Task description | Where a line below holds the string "name", that line goes into the answer.

[Supplied material Boundary: Start]

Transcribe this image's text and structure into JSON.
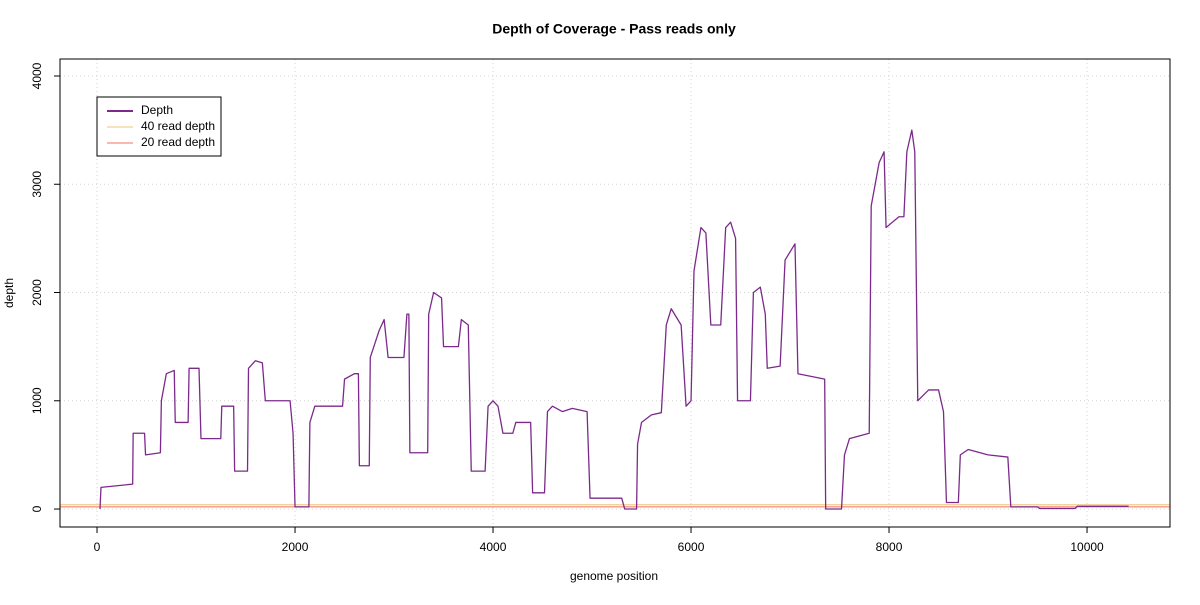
{
  "chart_data": {
    "type": "line",
    "title": "Depth of Coverage - Pass reads only",
    "xlabel": "genome position",
    "ylabel": "depth",
    "xlim": [
      -374,
      10838
    ],
    "ylim": [
      -166,
      4157
    ],
    "xticks": [
      0,
      2000,
      4000,
      6000,
      8000,
      10000
    ],
    "yticks": [
      0,
      1000,
      2000,
      3000,
      4000
    ],
    "grid": true,
    "legend": "top-left",
    "series": [
      {
        "name": "Depth",
        "color": "#7b2a8b",
        "x": [
          30,
          40,
          360,
          365,
          480,
          490,
          640,
          650,
          700,
          780,
          790,
          920,
          930,
          1030,
          1050,
          1250,
          1260,
          1380,
          1390,
          1520,
          1530,
          1600,
          1670,
          1700,
          1950,
          1980,
          2000,
          2140,
          2150,
          2200,
          2480,
          2500,
          2600,
          2640,
          2650,
          2750,
          2760,
          2850,
          2900,
          2940,
          3100,
          3130,
          3150,
          3160,
          3340,
          3350,
          3400,
          3480,
          3500,
          3650,
          3680,
          3750,
          3780,
          3920,
          3950,
          4000,
          4050,
          4100,
          4200,
          4230,
          4380,
          4400,
          4520,
          4550,
          4600,
          4700,
          4800,
          4950,
          4980,
          5300,
          5330,
          5450,
          5460,
          5500,
          5600,
          5700,
          5750,
          5800,
          5900,
          5950,
          6000,
          6030,
          6100,
          6150,
          6200,
          6300,
          6350,
          6400,
          6450,
          6470,
          6600,
          6630,
          6700,
          6750,
          6770,
          6900,
          6950,
          7050,
          7080,
          7350,
          7360,
          7520,
          7550,
          7600,
          7800,
          7820,
          7900,
          7950,
          7970,
          8100,
          8150,
          8180,
          8230,
          8260,
          8290,
          8400,
          8500,
          8550,
          8580,
          8700,
          8720,
          8800,
          9000,
          9200,
          9230,
          9500,
          9520,
          9880,
          9900,
          10420
        ],
        "values": [
          0,
          200,
          230,
          700,
          700,
          500,
          520,
          1000,
          1250,
          1280,
          800,
          800,
          1300,
          1300,
          650,
          650,
          950,
          950,
          350,
          350,
          1300,
          1370,
          1350,
          1000,
          1000,
          700,
          20,
          20,
          800,
          950,
          950,
          1200,
          1250,
          1250,
          400,
          400,
          1400,
          1650,
          1750,
          1400,
          1400,
          1800,
          1800,
          520,
          520,
          1800,
          2000,
          1950,
          1500,
          1500,
          1750,
          1700,
          350,
          350,
          950,
          1000,
          950,
          700,
          700,
          800,
          800,
          150,
          150,
          900,
          950,
          900,
          930,
          900,
          100,
          100,
          0,
          0,
          600,
          800,
          870,
          890,
          1700,
          1850,
          1700,
          950,
          1000,
          2200,
          2600,
          2550,
          1700,
          1700,
          2600,
          2650,
          2500,
          1000,
          1000,
          2000,
          2050,
          1800,
          1300,
          1320,
          2300,
          2450,
          1250,
          1200,
          0,
          0,
          500,
          650,
          700,
          2800,
          3200,
          3300,
          2600,
          2700,
          2700,
          3300,
          3500,
          3300,
          1000,
          1100,
          1100,
          900,
          60,
          60,
          500,
          550,
          500,
          480,
          20,
          20,
          5,
          5,
          25,
          25
        ]
      }
    ],
    "hlines": [
      {
        "name": "40 read depth",
        "color": "#f0c47c",
        "value": 40
      },
      {
        "name": "20 read depth",
        "color": "#f27058",
        "value": 20
      }
    ]
  }
}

[Supplied material Boundary: End]

Written answer |
        "name": "Depth",
        "name": "40 read depth",
        "name": "20 read depth",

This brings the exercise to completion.